# PROBLEM
Quote the entries word for word. Omit the pictures.

--- START THE DATA ---

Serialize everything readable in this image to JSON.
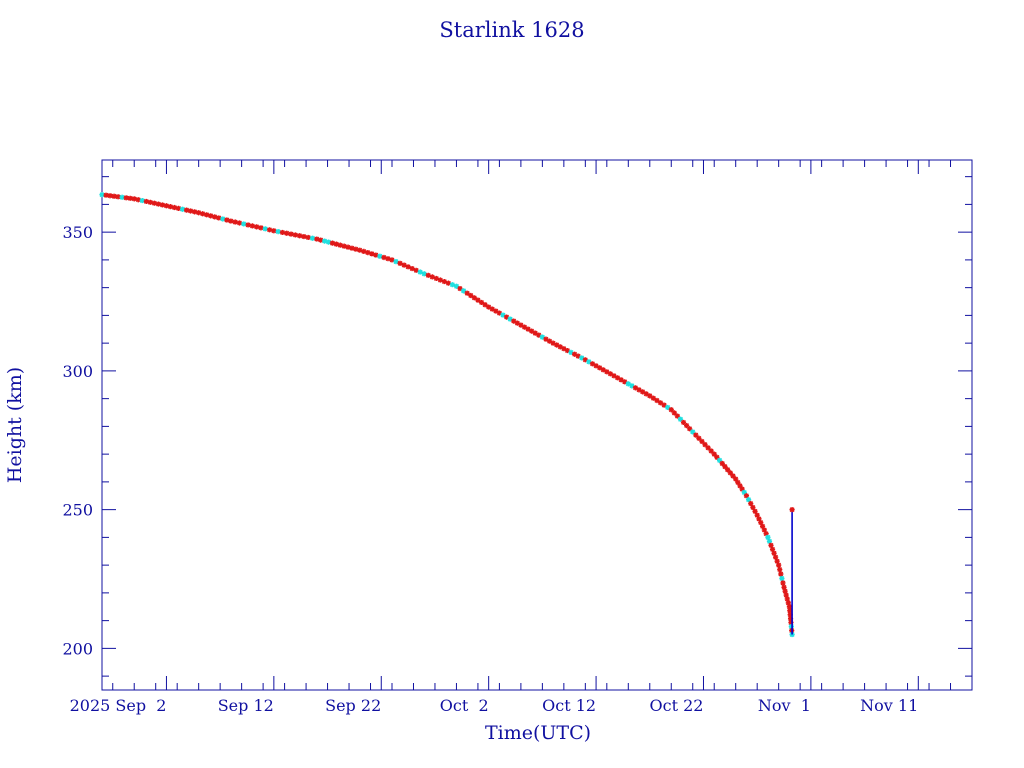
{
  "chart_data": {
    "type": "scatter",
    "title": "Starlink 1628",
    "xlabel": "Time(UTC)",
    "ylabel": "Height (km)",
    "x_range": [
      "2025-08-27",
      "2025-11-16"
    ],
    "ylim": [
      185,
      376
    ],
    "x_ticks": [
      {
        "date": "2025-09-02",
        "label": "2025 Sep  2"
      },
      {
        "date": "2025-09-12",
        "label": "Sep 12"
      },
      {
        "date": "2025-09-22",
        "label": "Sep 22"
      },
      {
        "date": "2025-10-02",
        "label": "Oct  2"
      },
      {
        "date": "2025-10-12",
        "label": "Oct 12"
      },
      {
        "date": "2025-10-22",
        "label": "Oct 22"
      },
      {
        "date": "2025-11-01",
        "label": "Nov  1"
      },
      {
        "date": "2025-11-11",
        "label": "Nov 11"
      }
    ],
    "y_ticks": [
      200,
      250,
      300,
      350
    ],
    "grid": false,
    "colors": {
      "frame": "#1010a0",
      "line": "#000000",
      "series_a": "#e01818",
      "series_b": "#20e0e0",
      "final_segment": "#0000cc"
    },
    "height_curve": [
      {
        "date": "2025-08-27",
        "km": 363.5
      },
      {
        "date": "2025-08-30",
        "km": 362
      },
      {
        "date": "2025-09-02",
        "km": 359.5
      },
      {
        "date": "2025-09-05",
        "km": 357
      },
      {
        "date": "2025-09-08",
        "km": 354
      },
      {
        "date": "2025-09-12",
        "km": 350.5
      },
      {
        "date": "2025-09-16",
        "km": 347.5
      },
      {
        "date": "2025-09-20",
        "km": 343.5
      },
      {
        "date": "2025-09-23",
        "km": 340
      },
      {
        "date": "2025-09-26",
        "km": 335
      },
      {
        "date": "2025-09-29",
        "km": 330.5
      },
      {
        "date": "2025-10-02",
        "km": 323
      },
      {
        "date": "2025-10-05",
        "km": 316.5
      },
      {
        "date": "2025-10-08",
        "km": 310
      },
      {
        "date": "2025-10-11",
        "km": 304
      },
      {
        "date": "2025-10-14",
        "km": 297.5
      },
      {
        "date": "2025-10-17",
        "km": 291
      },
      {
        "date": "2025-10-19",
        "km": 286
      },
      {
        "date": "2025-10-21",
        "km": 278
      },
      {
        "date": "2025-10-23",
        "km": 270
      },
      {
        "date": "2025-10-25",
        "km": 261
      },
      {
        "date": "2025-10-26",
        "km": 255
      },
      {
        "date": "2025-10-27",
        "km": 248
      },
      {
        "date": "2025-10-28",
        "km": 240
      },
      {
        "date": "2025-10-29",
        "km": 230
      },
      {
        "date": "2025-10-29 12:00",
        "km": 222
      },
      {
        "date": "2025-10-30",
        "km": 215
      },
      {
        "date": "2025-10-30 06:00",
        "km": 205
      }
    ],
    "final_segment": {
      "date": "2025-10-30 06:00",
      "from_km": 205,
      "to_km": 250
    }
  }
}
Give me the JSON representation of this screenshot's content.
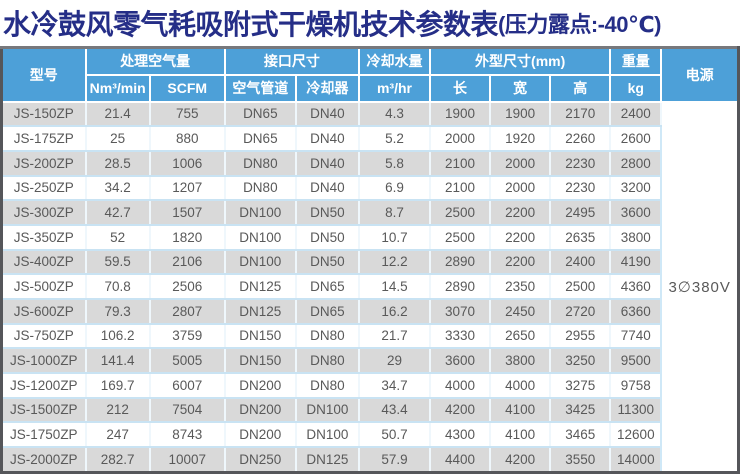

--- END THE DATA ---

# TASK RESULT
Serialize everything readable in this image to JSON.
{
  "chart_data": {
    "type": "scatter",
    "title": "Starlink 1628",
    "xlabel": "Time(UTC)",
    "ylabel": "Height (km)",
    "x_range": [
      "2025-08-27",
      "2025-11-16"
    ],
    "ylim": [
      185,
      376
    ],
    "x_ticks": [
      {
        "date": "2025-09-02",
        "label": "2025 Sep  2"
      },
      {
        "date": "2025-09-12",
        "label": "Sep 12"
      },
      {
        "date": "2025-09-22",
        "label": "Sep 22"
      },
      {
        "date": "2025-10-02",
        "label": "Oct  2"
      },
      {
        "date": "2025-10-12",
        "label": "Oct 12"
      },
      {
        "date": "2025-10-22",
        "label": "Oct 22"
      },
      {
        "date": "2025-11-01",
        "label": "Nov  1"
      },
      {
        "date": "2025-11-11",
        "label": "Nov 11"
      }
    ],
    "y_ticks": [
      200,
      250,
      300,
      350
    ],
    "grid": false,
    "colors": {
      "frame": "#1010a0",
      "line": "#000000",
      "series_a": "#e01818",
      "series_b": "#20e0e0",
      "final_segment": "#0000cc"
    },
    "height_curve": [
      {
        "date": "2025-08-27",
        "km": 363.5
      },
      {
        "date": "2025-08-30",
        "km": 362
      },
      {
        "date": "2025-09-02",
        "km": 359.5
      },
      {
        "date": "2025-09-05",
        "km": 357
      },
      {
        "date": "2025-09-08",
        "km": 354
      },
      {
        "date": "2025-09-12",
        "km": 350.5
      },
      {
        "date": "2025-09-16",
        "km": 347.5
      },
      {
        "date": "2025-09-20",
        "km": 343.5
      },
      {
        "date": "2025-09-23",
        "km": 340
      },
      {
        "date": "2025-09-26",
        "km": 335
      },
      {
        "date": "2025-09-29",
        "km": 330.5
      },
      {
        "date": "2025-10-02",
        "km": 323
      },
      {
        "date": "2025-10-05",
        "km": 316.5
      },
      {
        "date": "2025-10-08",
        "km": 310
      },
      {
        "date": "2025-10-11",
        "km": 304
      },
      {
        "date": "2025-10-14",
        "km": 297.5
      },
      {
        "date": "2025-10-17",
        "km": 291
      },
      {
        "date": "2025-10-19",
        "km": 286
      },
      {
        "date": "2025-10-21",
        "km": 278
      },
      {
        "date": "2025-10-23",
        "km": 270
      },
      {
        "date": "2025-10-25",
        "km": 261
      },
      {
        "date": "2025-10-26",
        "km": 255
      },
      {
        "date": "2025-10-27",
        "km": 248
      },
      {
        "date": "2025-10-28",
        "km": 240
      },
      {
        "date": "2025-10-29",
        "km": 230
      },
      {
        "date": "2025-10-29 12:00",
        "km": 222
      },
      {
        "date": "2025-10-30",
        "km": 215
      },
      {
        "date": "2025-10-30 06:00",
        "km": 205
      }
    ],
    "final_segment": {
      "date": "2025-10-30 06:00",
      "from_km": 205,
      "to_km": 250
    }
  }
}
Give me the JSON representation of this screenshot's content.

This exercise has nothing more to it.